▶ **Problem**
In the listing below, pick out lines with "آگهی".

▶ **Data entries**
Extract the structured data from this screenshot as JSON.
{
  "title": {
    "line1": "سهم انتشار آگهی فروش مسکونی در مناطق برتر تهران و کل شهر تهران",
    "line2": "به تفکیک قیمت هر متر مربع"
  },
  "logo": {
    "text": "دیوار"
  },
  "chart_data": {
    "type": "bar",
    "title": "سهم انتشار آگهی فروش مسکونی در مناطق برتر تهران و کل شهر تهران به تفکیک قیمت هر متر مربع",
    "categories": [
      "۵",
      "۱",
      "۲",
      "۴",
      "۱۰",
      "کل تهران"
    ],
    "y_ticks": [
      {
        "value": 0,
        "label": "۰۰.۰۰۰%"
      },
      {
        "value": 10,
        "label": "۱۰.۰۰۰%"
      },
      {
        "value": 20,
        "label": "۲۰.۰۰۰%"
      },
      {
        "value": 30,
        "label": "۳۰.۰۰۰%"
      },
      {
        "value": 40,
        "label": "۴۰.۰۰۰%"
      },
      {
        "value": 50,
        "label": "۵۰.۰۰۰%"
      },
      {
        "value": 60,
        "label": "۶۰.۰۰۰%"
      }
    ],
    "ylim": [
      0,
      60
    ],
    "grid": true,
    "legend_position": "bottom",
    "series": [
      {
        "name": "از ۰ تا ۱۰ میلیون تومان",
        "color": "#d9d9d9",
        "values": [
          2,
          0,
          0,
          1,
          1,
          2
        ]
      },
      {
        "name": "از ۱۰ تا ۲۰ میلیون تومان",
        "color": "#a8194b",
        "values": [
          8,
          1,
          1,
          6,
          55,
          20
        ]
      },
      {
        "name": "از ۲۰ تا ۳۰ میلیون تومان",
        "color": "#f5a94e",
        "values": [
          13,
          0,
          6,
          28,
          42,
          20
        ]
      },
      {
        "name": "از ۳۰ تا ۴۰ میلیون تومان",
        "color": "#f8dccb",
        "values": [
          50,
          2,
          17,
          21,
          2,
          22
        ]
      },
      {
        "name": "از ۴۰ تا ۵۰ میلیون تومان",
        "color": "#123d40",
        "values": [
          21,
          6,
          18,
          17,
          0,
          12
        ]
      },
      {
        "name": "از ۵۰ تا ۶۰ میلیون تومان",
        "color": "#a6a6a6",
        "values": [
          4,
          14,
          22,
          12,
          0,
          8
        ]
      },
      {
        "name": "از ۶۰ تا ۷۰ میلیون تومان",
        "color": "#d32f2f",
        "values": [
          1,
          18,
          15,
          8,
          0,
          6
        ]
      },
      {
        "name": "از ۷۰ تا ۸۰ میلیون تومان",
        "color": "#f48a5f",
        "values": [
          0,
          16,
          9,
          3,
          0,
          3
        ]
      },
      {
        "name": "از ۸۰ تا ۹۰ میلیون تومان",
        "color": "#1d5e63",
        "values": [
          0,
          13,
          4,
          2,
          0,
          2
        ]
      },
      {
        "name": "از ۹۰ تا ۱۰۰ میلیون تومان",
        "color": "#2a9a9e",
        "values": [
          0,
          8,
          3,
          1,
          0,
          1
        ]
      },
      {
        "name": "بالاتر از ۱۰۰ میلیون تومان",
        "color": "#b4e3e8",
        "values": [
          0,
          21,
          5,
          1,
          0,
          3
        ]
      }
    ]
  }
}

▶ **Response to this exercise**
    "line1": "سهم انتشار آگهی فروش مسکونی در مناطق برتر تهران و کل شهر تهران",
    "title": "سهم انتشار آگهی فروش مسکونی در مناطق برتر تهران و کل شهر تهران به تفکیک قیمت هر متر مربع",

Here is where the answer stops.